● BRIEF
Could you repeat the records below exactly, leaving out any pictures?

● Dataset entries

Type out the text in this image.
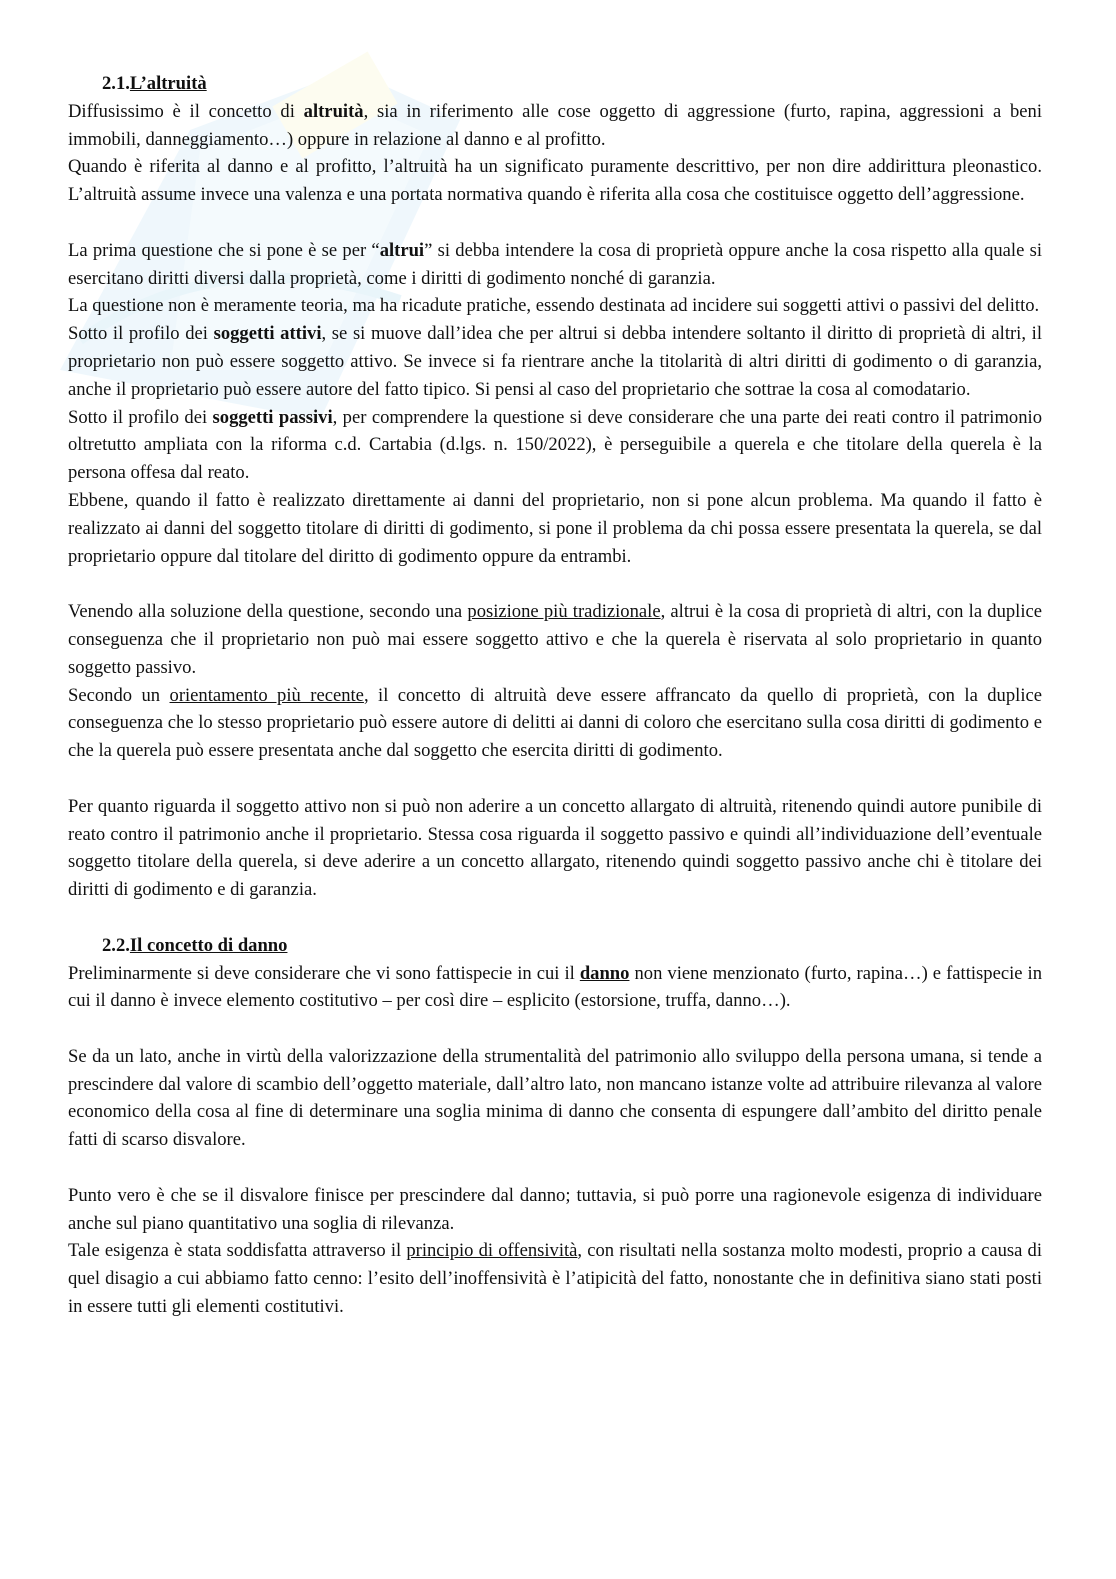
2.1.L’altruità

Diffusissimo è il concetto di altruità, sia in riferimento alle cose oggetto di aggressione (furto, rapina, aggressioni a beni immobili, danneggiamento…) oppure in relazione al danno e al profitto.

Quando è riferita al danno e al profitto, l’altruità ha un significato puramente descrittivo, per non dire addirittura pleonastico. L’altruità assume invece una valenza e una portata normativa quando è riferita alla cosa che costituisce oggetto dell’aggressione.

La prima questione che si pone è se per “altrui” si debba intendere la cosa di proprietà oppure anche la cosa rispetto alla quale si esercitano diritti diversi dalla proprietà, come i diritti di godimento nonché di garanzia.

La questione non è meramente teoria, ma ha ricadute pratiche, essendo destinata ad incidere sui soggetti attivi o passivi del delitto.

Sotto il profilo dei soggetti attivi, se si muove dall’idea che per altrui si debba intendere soltanto il diritto di proprietà di altri, il proprietario non può essere soggetto attivo. Se invece si fa rientrare anche la titolarità di altri diritti di godimento o di garanzia, anche il proprietario può essere autore del fatto tipico. Si pensi al caso del proprietario che sottrae la cosa al comodatario.

Sotto il profilo dei soggetti passivi, per comprendere la questione si deve considerare che una parte dei reati contro il patrimonio oltretutto ampliata con la riforma c.d. Cartabia (d.lgs. n. 150/2022), è perseguibile a querela e che titolare della querela è la persona offesa dal reato.

Ebbene, quando il fatto è realizzato direttamente ai danni del proprietario, non si pone alcun problema. Ma quando il fatto è realizzato ai danni del soggetto titolare di diritti di godimento, si pone il problema da chi possa essere presentata la querela, se dal proprietario oppure dal titolare del diritto di godimento oppure da entrambi.

Venendo alla soluzione della questione, secondo una posizione più tradizionale, altrui è la cosa di proprietà di altri, con la duplice conseguenza che il proprietario non può mai essere soggetto attivo e che la querela è riservata al solo proprietario in quanto soggetto passivo.

Secondo un orientamento più recente, il concetto di altruità deve essere affrancato da quello di proprietà, con la duplice conseguenza che lo stesso proprietario può essere autore di delitti ai danni di coloro che esercitano sulla cosa diritti di godimento e che la querela può essere presentata anche dal soggetto che esercita diritti di godimento.

Per quanto riguarda il soggetto attivo non si può non aderire a un concetto allargato di altruità, ritenendo quindi autore punibile di reato contro il patrimonio anche il proprietario. Stessa cosa riguarda il soggetto passivo e quindi all’individuazione dell’eventuale soggetto titolare della querela, si deve aderire a un concetto allargato, ritenendo quindi soggetto passivo anche chi è titolare dei diritti di godimento e di garanzia.

2.2.Il concetto di danno

Preliminarmente si deve considerare che vi sono fattispecie in cui il danno non viene menzionato (furto, rapina…) e fattispecie in cui il danno è invece elemento costitutivo – per così dire – esplicito (estorsione, truffa, danno…).

Se da un lato, anche in virtù della valorizzazione della strumentalità del patrimonio allo sviluppo della persona umana, si tende a prescindere dal valore di scambio dell’oggetto materiale, dall’altro lato, non mancano istanze volte ad attribuire rilevanza al valore economico della cosa al fine di determinare una soglia minima di danno che consenta di espungere dall’ambito del diritto penale fatti di scarso disvalore.

Punto vero è che se il disvalore finisce per prescindere dal danno; tuttavia, si può porre una ragionevole esigenza di individuare anche sul piano quantitativo una soglia di rilevanza.

Tale esigenza è stata soddisfatta attraverso il principio di offensività, con risultati nella sostanza molto modesti, proprio a causa di quel disagio a cui abbiamo fatto cenno: l’esito dell’inoffensività è l’atipicità del fatto, nonostante che in definitiva siano stati posti in essere tutti gli elementi costitutivi.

● THE ANSWER
Type out the text in this image.
2.1.L’altruità

Diffusissimo è il concetto di altruità, sia in riferimento alle cose oggetto di aggressione (furto, rapina, aggressioni a beni immobili, danneggiamento…) oppure in relazione al danno e al profitto.

Quando è riferita al danno e al profitto, l’altruità ha un significato puramente descrittivo, per non dire addirittura pleonastico. L’altruità assume invece una valenza e una portata normativa quando è riferita alla cosa che costituisce oggetto dell’aggressione.

La prima questione che si pone è se per “altrui” si debba intendere la cosa di proprietà oppure anche la cosa rispetto alla quale si esercitano diritti diversi dalla proprietà, come i diritti di godimento nonché di garanzia.

La questione non è meramente teoria, ma ha ricadute pratiche, essendo destinata ad incidere sui soggetti attivi o passivi del delitto.

Sotto il profilo dei soggetti attivi, se si muove dall’idea che per altrui si debba intendere soltanto il diritto di proprietà di altri, il proprietario non può essere soggetto attivo. Se invece si fa rientrare anche la titolarità di altri diritti di godimento o di garanzia, anche il proprietario può essere autore del fatto tipico. Si pensi al caso del proprietario che sottrae la cosa al comodatario.

Sotto il profilo dei soggetti passivi, per comprendere la questione si deve considerare che una parte dei reati contro il patrimonio oltretutto ampliata con la riforma c.d. Cartabia (d.lgs. n. 150/2022), è perseguibile a querela e che titolare della querela è la persona offesa dal reato.

Ebbene, quando il fatto è realizzato direttamente ai danni del proprietario, non si pone alcun problema. Ma quando il fatto è realizzato ai danni del soggetto titolare di diritti di godimento, si pone il problema da chi possa essere presentata la querela, se dal proprietario oppure dal titolare del diritto di godimento oppure da entrambi.

Venendo alla soluzione della questione, secondo una posizione più tradizionale, altrui è la cosa di proprietà di altri, con la duplice conseguenza che il proprietario non può mai essere soggetto attivo e che la querela è riservata al solo proprietario in quanto soggetto passivo.

Secondo un orientamento più recente, il concetto di altruità deve essere affrancato da quello di proprietà, con la duplice conseguenza che lo stesso proprietario può essere autore di delitti ai danni di coloro che esercitano sulla cosa diritti di godimento e che la querela può essere presentata anche dal soggetto che esercita diritti di godimento.

Per quanto riguarda il soggetto attivo non si può non aderire a un concetto allargato di altruità, ritenendo quindi autore punibile di reato contro il patrimonio anche il proprietario. Stessa cosa riguarda il soggetto passivo e quindi all’individuazione dell’eventuale soggetto titolare della querela, si deve aderire a un concetto allargato, ritenendo quindi soggetto passivo anche chi è titolare dei diritti di godimento e di garanzia.

2.2.Il concetto di danno

Preliminarmente si deve considerare che vi sono fattispecie in cui il danno non viene menzionato (furto, rapina…) e fattispecie in cui il danno è invece elemento costitutivo – per così dire – esplicito (estorsione, truffa, danno…).

Se da un lato, anche in virtù della valorizzazione della strumentalità del patrimonio allo sviluppo della persona umana, si tende a prescindere dal valore di scambio dell’oggetto materiale, dall’altro lato, non mancano istanze volte ad attribuire rilevanza al valore economico della cosa al fine di determinare una soglia minima di danno che consenta di espungere dall’ambito del diritto penale fatti di scarso disvalore.

Punto vero è che se il disvalore finisce per prescindere dal danno; tuttavia, si può porre una ragionevole esigenza di individuare anche sul piano quantitativo una soglia di rilevanza.

Tale esigenza è stata soddisfatta attraverso il principio di offensività, con risultati nella sostanza molto modesti, proprio a causa di quel disagio a cui abbiamo fatto cenno: l’esito dell’inoffensività è l’atipicità del fatto, nonostante che in definitiva siano stati posti in essere tutti gli elementi costitutivi.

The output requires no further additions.